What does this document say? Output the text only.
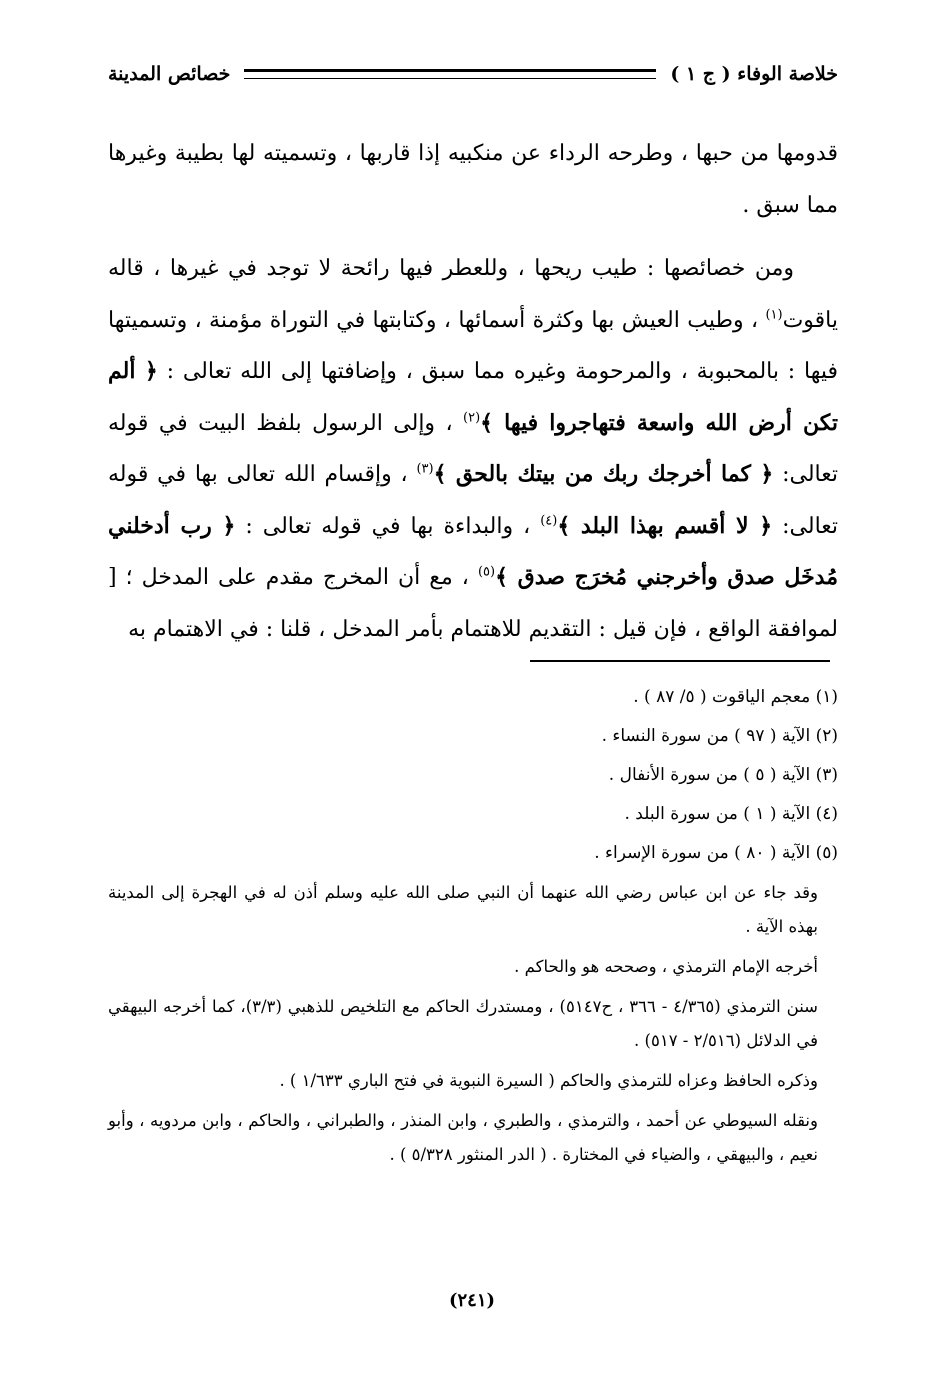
خلاصة الوفاء ( ج ١ )
خصائص المدينة

قدومها من حبها ، وطرحه الرداء عن منكبيه إذا قاربها ، وتسميته لها بطيبة وغيرها مما سبق .

ومن خصائصها : طيب ريحها ، وللعطر فيها رائحة لا توجد في غيرها ، قاله ياقوت$^{(١)}$ ، وطيب العيش بها وكثرة أسمائها ، وكتابتها في التوراة مؤمنة ، وتسميتها فيها : بالمحبوبة ، والمرحومة وغيره مما سبق ، وإضافتها إلى الله تعالى : ﴿ ألم تكن أرض الله واسعة فتهاجروا فيها ﴾$^{(٢)}$ ، وإلى الرسول بلفظ البيت في قوله تعالى: ﴿ كما أخرجك ربك من بيتك بالحق ﴾$^{(٣)}$ ، وإقسام الله تعالى بها في قوله تعالى: ﴿ لا أقسم بهذا البلد ﴾$^{(٤)}$ ، والبداءة بها في قوله تعالى : ﴿ رب أدخلني مُدخَل صدق وأخرجني مُخرَج صدق ﴾$^{(٥)}$ ، مع أن المخرج مقدم على المدخل ؛ [ لموافقة الواقع ، فإن قيل : التقديم للاهتمام بأمر المدخل ، قلنا : في الاهتمام به

(١) معجم الياقوت ( ٥/ ٨٧ ) .

(٢) الآية ( ٩٧ ) من سورة النساء .

(٣) الآية ( ٥ ) من سورة الأنفال .

(٤) الآية ( ١ ) من سورة البلد .

(٥) الآية ( ٨٠ ) من سورة الإسراء .

وقد جاء عن ابن عباس رضي الله عنهما أن النبي صلى الله عليه وسلم أذن له في الهجرة إلى المدينة بهذه الآية .

أخرجه الإمام الترمذي ، وصححه هو والحاكم .

سنن الترمذي (٤/٣٦٥ - ٣٦٦ ، ح٥١٤٧) ، ومستدرك الحاكم مع التلخيص للذهبي (٣/٣)، كما أخرجه البيهقي في الدلائل (٢/٥١٦ - ٥١٧) .

وذكره الحافظ وعزاه للترمذي والحاكم ( السيرة النبوية في فتح الباري ١/٦٣٣ ) .

ونقله السيوطي عن أحمد ، والترمذي ، والطبري ، وابن المنذر ، والطبراني ، والحاكم ، وابن مردويه ، وأبو نعيم ، والبيهقي ، والضياء في المختارة . ( الدر المنثور ٥/٣٢٨ ) .

(٢٤١)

════════

TASK DIRECTIONS: Extract lines where the string "سورة" occurs.

COMPLETED EXERCISE:
(٢) الآية ( ٩٧ ) من سورة النساء .
(٣) الآية ( ٥ ) من سورة الأنفال .
(٤) الآية ( ١ ) من سورة البلد .
(٥) الآية ( ٨٠ ) من سورة الإسراء .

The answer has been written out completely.